- **Exercise**: No images are to be carried over; print all other material exactly as it stands.

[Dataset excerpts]
────────────────────────────────────────

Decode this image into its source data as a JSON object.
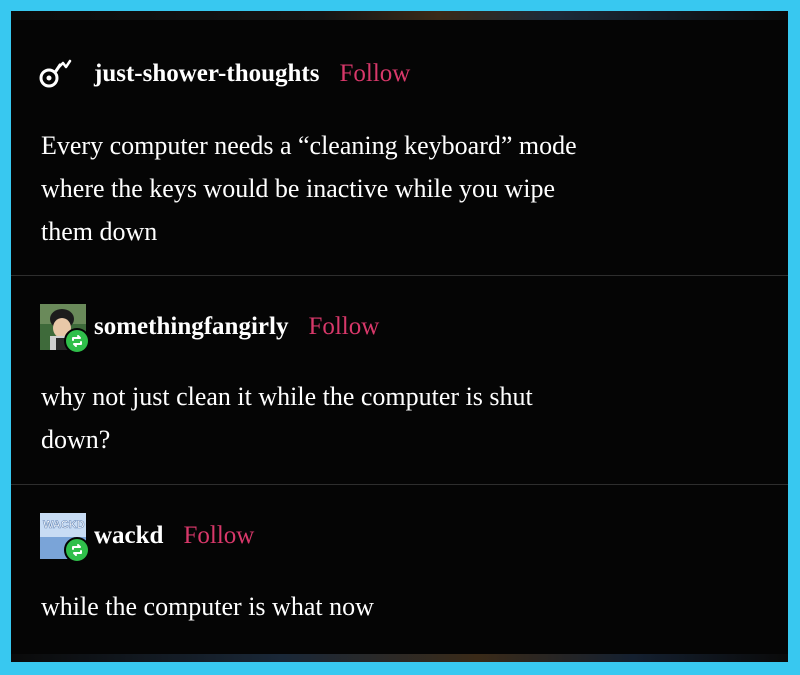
{
  "posts": [
    {
      "username": "just-shower-thoughts",
      "follow_label": "Follow",
      "avatar_icon": "shower-head-icon",
      "reblogged": false,
      "text_lines": [
        "Every computer needs a “cleaning keyboard” mode",
        "where the keys would be inactive while you wipe",
        "them down"
      ]
    },
    {
      "username": "somethingfangirly",
      "follow_label": "Follow",
      "avatar_icon": "anime-character-avatar",
      "reblogged": true,
      "text_lines": [
        "why not just clean it while the computer is shut",
        "down?"
      ]
    },
    {
      "username": "wackd",
      "follow_label": "Follow",
      "avatar_icon": "wackd-logo-avatar",
      "avatar_text": "WACKD",
      "reblogged": true,
      "text_lines": [
        "while the computer is what now"
      ]
    }
  ],
  "colors": {
    "background": "#050505",
    "frame_border": "#38c8f0",
    "follow": "#d8386a",
    "reblog_badge": "#2fbf4a",
    "text": "#ffffff"
  }
}
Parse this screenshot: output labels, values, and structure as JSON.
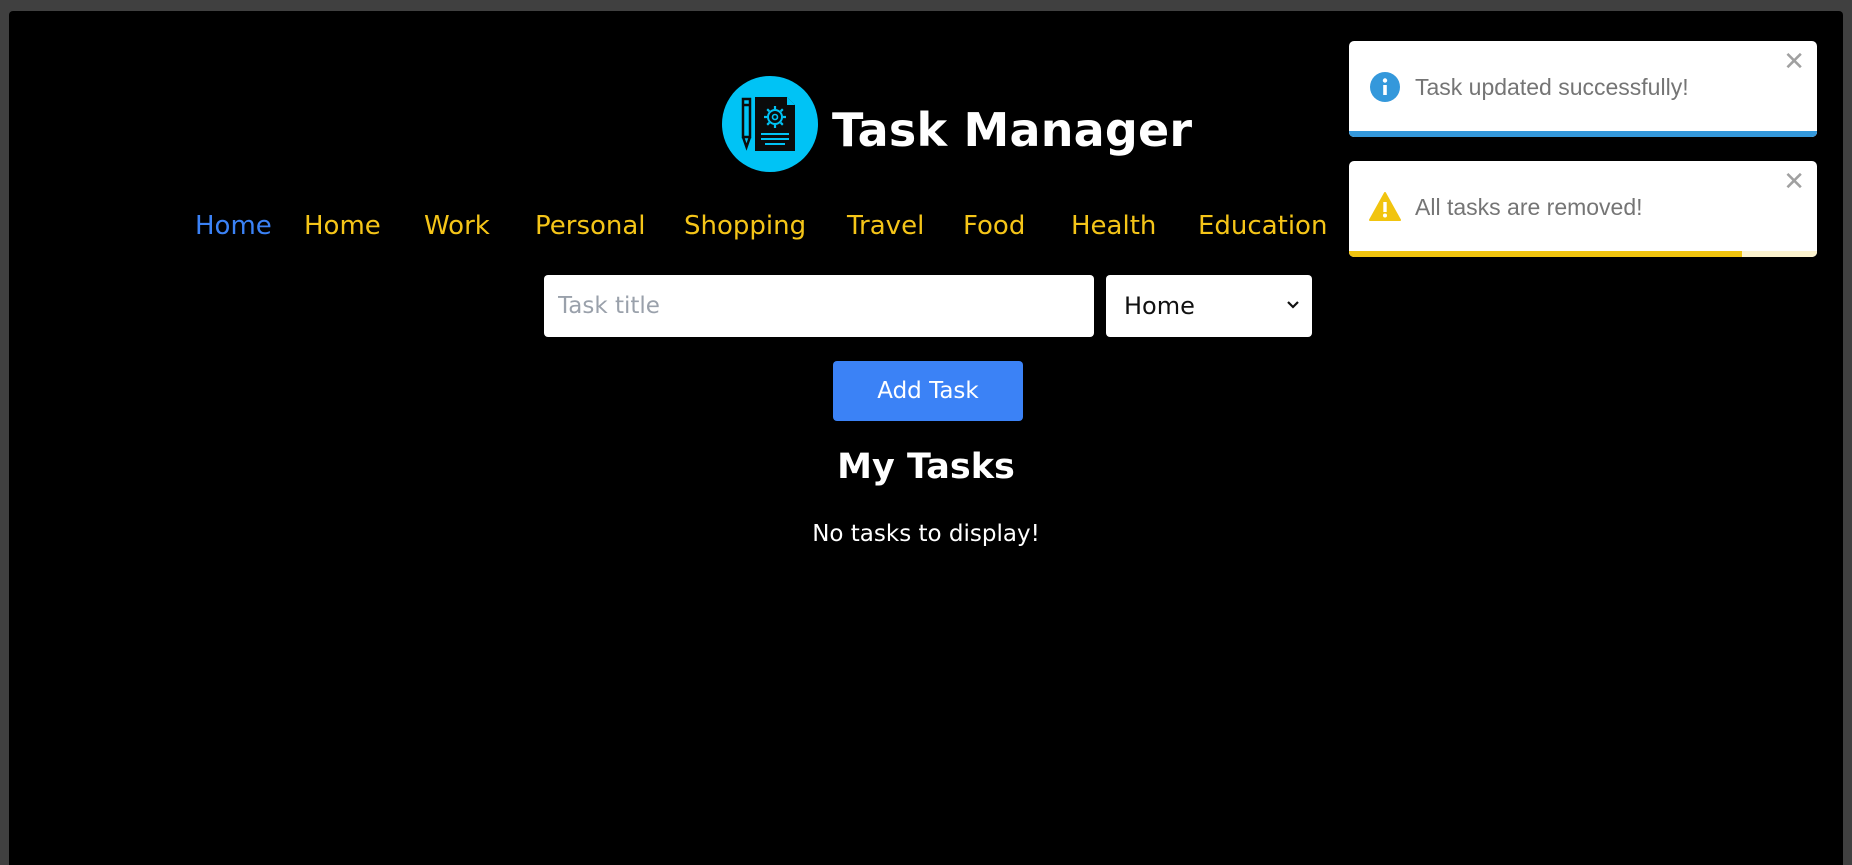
{
  "app": {
    "title": "Task Manager",
    "logo_icon": "task-document-gear-icon",
    "logo_color": "#00c3f5"
  },
  "nav": {
    "items": [
      {
        "label": "Home",
        "active": true
      },
      {
        "label": "Home",
        "active": false
      },
      {
        "label": "Work",
        "active": false
      },
      {
        "label": "Personal",
        "active": false
      },
      {
        "label": "Shopping",
        "active": false
      },
      {
        "label": "Travel",
        "active": false
      },
      {
        "label": "Food",
        "active": false
      },
      {
        "label": "Health",
        "active": false
      },
      {
        "label": "Education",
        "active": false
      }
    ],
    "active_color": "#3b82f6",
    "inactive_color": "#f5c518"
  },
  "form": {
    "title_input": {
      "value": "",
      "placeholder": "Task title"
    },
    "category_select": {
      "selected": "Home"
    },
    "add_button_label": "Add Task",
    "button_color": "#3b82f6"
  },
  "tasks": {
    "heading": "My Tasks",
    "empty_message": "No tasks to display!"
  },
  "toasts": [
    {
      "type": "info",
      "icon": "info-icon",
      "message": "Task updated successfully!",
      "progress": 1.0,
      "color": "#3498db"
    },
    {
      "type": "warning",
      "icon": "warning-icon",
      "message": "All tasks are removed!",
      "progress": 0.84,
      "color": "#f1c40f"
    }
  ]
}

────────────────────────────────────────

- **Task answer**:
Decode this image into its source data as a JSON object.
{
  "posts": [
    {
      "username": "just-shower-thoughts",
      "follow_label": "Follow",
      "avatar_icon": "shower-head-icon",
      "reblogged": false,
      "text_lines": [
        "Every computer needs a “cleaning keyboard” mode",
        "where the keys would be inactive while you wipe",
        "them down"
      ]
    },
    {
      "username": "somethingfangirly",
      "follow_label": "Follow",
      "avatar_icon": "anime-character-avatar",
      "reblogged": true,
      "text_lines": [
        "why not just clean it while the computer is shut",
        "down?"
      ]
    },
    {
      "username": "wackd",
      "follow_label": "Follow",
      "avatar_icon": "wackd-logo-avatar",
      "avatar_text": "WACKD",
      "reblogged": true,
      "text_lines": [
        "while the computer is what now"
      ]
    }
  ],
  "colors": {
    "background": "#050505",
    "frame_border": "#38c8f0",
    "follow": "#d8386a",
    "reblog_badge": "#2fbf4a",
    "text": "#ffffff"
  }
}
Parse this screenshot: output labels, values, and structure as JSON.
{
  "app": {
    "title": "Task Manager",
    "logo_icon": "task-document-gear-icon",
    "logo_color": "#00c3f5"
  },
  "nav": {
    "items": [
      {
        "label": "Home",
        "active": true
      },
      {
        "label": "Home",
        "active": false
      },
      {
        "label": "Work",
        "active": false
      },
      {
        "label": "Personal",
        "active": false
      },
      {
        "label": "Shopping",
        "active": false
      },
      {
        "label": "Travel",
        "active": false
      },
      {
        "label": "Food",
        "active": false
      },
      {
        "label": "Health",
        "active": false
      },
      {
        "label": "Education",
        "active": false
      }
    ],
    "active_color": "#3b82f6",
    "inactive_color": "#f5c518"
  },
  "form": {
    "title_input": {
      "value": "",
      "placeholder": "Task title"
    },
    "category_select": {
      "selected": "Home"
    },
    "add_button_label": "Add Task",
    "button_color": "#3b82f6"
  },
  "tasks": {
    "heading": "My Tasks",
    "empty_message": "No tasks to display!"
  },
  "toasts": [
    {
      "type": "info",
      "icon": "info-icon",
      "message": "Task updated successfully!",
      "progress": 1.0,
      "color": "#3498db"
    },
    {
      "type": "warning",
      "icon": "warning-icon",
      "message": "All tasks are removed!",
      "progress": 0.84,
      "color": "#f1c40f"
    }
  ]
}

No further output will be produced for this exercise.